Provided passage:
- - - - - - -
On Mon, Jan 10, 2011 at 06:35:23PM -0200, Lauro Costa G. Borges wrote:

>>> Mail arrives to b...@domain1.org (and b...@domain1.org has an alias to
>>> bla...@domain2.org).
>>
>> What do you mean by "has an alias"?
>
>    I'll try to explain with an example:
>
>
>     I have these 2 domains:
>
>      region1.company.com
>
>      company.com
>
>    Suppose every email to sa...@region1.company.com should also go to
> sa...@company.com, then sa...@region1.company.com sends a copy to
> sa...@company.com.

This still does not explain what "has an alias" means. What actual
*mechanisms* and *settings* are used to implement such an "alias"?

The transport table is not an aliasing mechanism. Rewriting mechanisms
are explained in:

    http://www.postfix.org/ADDRESS_REWRITING_README.html

>>> I would like the result to the query to be the domain I searched, AND 
>>> the other domains, since, in the case I have an alias, domain2.org also
>>> needs to be listed as a domain a relay for.
>>
>> You are confused. Transport lookups are single valued. The lookup result
>> in relay_domains is entirely ignored, ony the existence of the lookup
>> key in the table is signficant.
>
>    Ok, but what happens is this:
>
>  A new email arrives to sa...@region1.company.com, when it enters the
> mail system, 2 messages are put in the queue, right?

No, only one, a single message stores multiple recipient records.

> One for
> sa...@region1.company.com, and another to sa...@company.com.

Only if you have used virtual(5) to rewrite the input address to
a pair of output addresses.


> But the
> transport map lookup is executed only for "region1.company.com", so
> the mail to "sa...@company.com" does not have a transport, I guess.
- - - - - - -
Task requirements:
1) In the Postfix mailing-list exchange, how many messages go into the queue when a new email arrives?
2) Carry on the Postfix mailing-list exchange from its final line.

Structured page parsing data
- - - - - - -
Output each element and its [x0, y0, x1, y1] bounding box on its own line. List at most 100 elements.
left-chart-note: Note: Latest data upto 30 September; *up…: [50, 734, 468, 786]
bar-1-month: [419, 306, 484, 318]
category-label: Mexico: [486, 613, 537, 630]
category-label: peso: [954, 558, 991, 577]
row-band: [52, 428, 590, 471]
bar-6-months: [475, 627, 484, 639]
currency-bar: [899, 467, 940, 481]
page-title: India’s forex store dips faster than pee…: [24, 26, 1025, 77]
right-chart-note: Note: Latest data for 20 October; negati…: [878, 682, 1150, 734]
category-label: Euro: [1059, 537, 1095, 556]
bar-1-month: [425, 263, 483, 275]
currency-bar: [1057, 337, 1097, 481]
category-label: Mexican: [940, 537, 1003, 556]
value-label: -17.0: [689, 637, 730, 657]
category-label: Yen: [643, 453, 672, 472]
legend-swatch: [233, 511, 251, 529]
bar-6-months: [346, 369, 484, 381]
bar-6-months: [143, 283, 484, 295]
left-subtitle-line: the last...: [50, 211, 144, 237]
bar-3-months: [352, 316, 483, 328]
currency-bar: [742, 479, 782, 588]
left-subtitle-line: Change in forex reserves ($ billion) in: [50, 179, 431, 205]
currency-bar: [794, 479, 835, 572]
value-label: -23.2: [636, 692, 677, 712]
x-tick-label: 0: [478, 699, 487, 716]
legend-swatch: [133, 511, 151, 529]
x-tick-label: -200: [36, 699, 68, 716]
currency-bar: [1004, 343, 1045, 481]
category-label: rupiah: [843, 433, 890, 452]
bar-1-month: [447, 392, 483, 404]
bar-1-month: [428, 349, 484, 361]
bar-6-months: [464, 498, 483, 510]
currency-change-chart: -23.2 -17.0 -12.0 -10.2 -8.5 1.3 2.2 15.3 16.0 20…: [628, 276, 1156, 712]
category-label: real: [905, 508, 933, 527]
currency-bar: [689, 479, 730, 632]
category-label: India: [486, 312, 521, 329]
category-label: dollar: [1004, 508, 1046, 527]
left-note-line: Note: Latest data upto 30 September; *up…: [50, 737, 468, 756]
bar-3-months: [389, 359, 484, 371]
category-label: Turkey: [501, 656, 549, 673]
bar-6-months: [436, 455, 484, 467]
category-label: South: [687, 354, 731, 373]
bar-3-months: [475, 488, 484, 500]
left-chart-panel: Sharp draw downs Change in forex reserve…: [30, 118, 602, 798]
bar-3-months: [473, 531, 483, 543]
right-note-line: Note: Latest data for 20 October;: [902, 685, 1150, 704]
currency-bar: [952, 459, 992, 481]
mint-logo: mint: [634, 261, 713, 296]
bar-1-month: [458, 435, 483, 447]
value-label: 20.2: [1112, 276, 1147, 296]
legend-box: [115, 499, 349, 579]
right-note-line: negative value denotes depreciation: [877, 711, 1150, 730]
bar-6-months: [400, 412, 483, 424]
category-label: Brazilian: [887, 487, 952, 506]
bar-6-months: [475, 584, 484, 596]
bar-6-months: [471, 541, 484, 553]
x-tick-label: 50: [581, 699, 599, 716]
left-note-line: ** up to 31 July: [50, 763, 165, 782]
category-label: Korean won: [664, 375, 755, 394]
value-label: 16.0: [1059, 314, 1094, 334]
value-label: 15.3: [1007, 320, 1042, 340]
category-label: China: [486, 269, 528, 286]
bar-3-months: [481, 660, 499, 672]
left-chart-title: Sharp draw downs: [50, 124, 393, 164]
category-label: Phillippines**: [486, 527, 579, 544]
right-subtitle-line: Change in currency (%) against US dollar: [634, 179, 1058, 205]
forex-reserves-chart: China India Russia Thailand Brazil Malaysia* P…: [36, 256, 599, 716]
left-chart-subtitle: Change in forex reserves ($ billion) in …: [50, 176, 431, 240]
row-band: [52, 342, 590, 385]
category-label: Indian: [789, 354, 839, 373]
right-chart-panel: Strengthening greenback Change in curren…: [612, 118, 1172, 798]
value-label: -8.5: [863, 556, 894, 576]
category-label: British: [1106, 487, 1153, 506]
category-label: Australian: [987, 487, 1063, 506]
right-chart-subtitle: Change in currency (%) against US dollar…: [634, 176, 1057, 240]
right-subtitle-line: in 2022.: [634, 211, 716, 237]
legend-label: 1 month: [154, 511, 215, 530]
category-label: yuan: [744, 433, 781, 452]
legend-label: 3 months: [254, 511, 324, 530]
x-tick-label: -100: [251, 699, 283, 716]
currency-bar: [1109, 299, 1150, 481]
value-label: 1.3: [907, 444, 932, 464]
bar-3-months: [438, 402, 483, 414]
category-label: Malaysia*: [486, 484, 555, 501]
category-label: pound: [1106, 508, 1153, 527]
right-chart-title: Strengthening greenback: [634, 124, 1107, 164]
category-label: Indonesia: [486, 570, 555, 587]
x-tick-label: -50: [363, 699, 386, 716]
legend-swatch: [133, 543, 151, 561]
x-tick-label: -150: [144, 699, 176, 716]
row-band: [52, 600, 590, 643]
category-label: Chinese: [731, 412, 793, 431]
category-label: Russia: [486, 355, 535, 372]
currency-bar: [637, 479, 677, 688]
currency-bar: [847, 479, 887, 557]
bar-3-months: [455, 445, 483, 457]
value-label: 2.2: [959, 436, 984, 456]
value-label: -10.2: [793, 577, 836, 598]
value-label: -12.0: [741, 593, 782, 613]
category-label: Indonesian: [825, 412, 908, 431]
- - - - - - -
Results by task:
1) Only one, because a single message stores multiple recipient records.

2)
No. Each recipient address in a message is subjected to a separate
(1-to-1) transport lookup.

>> This is completely wrong. First, you have to explain what you mean by
>> an "alias", where you want the mail to be delivered, what actually
>> happens (detailed unmangled logs) and show your configuration.
>>
>>     http://www.postfix.org/DEBUG_README.html#mail
>
> ldap-transport.cf:
>
>       version = 3
>       server_host = ldap://ldap.company.com:389
>       search_base=ou=mail,ou=services,dc=company,dc=com
>       scope = sub
>       result_attribute=associatedDomain
>       query_filter=(&(objectclass=domainRelatedObject)(associatedDomain=%s))
>       result_format=%s relay:[150.170.6.15]

This table definition is grossly wrong. The VALUE of an LDAP transport
lookup MUST be JUST the "transport:nexthop" pair, associadted with the
lookup table. If you don't have any LDAP attributes that store the
transport:nexthop string, then you use a *fixed* result_format with
no "%s" part.

> Jan 10 17:40:49 mx postfix/qmgr[14897]: warning: connect to transport 
> private/company.com relay: No such file or directory

Indeed, your transport table is incorrectly defined.

-- 
        Viktor.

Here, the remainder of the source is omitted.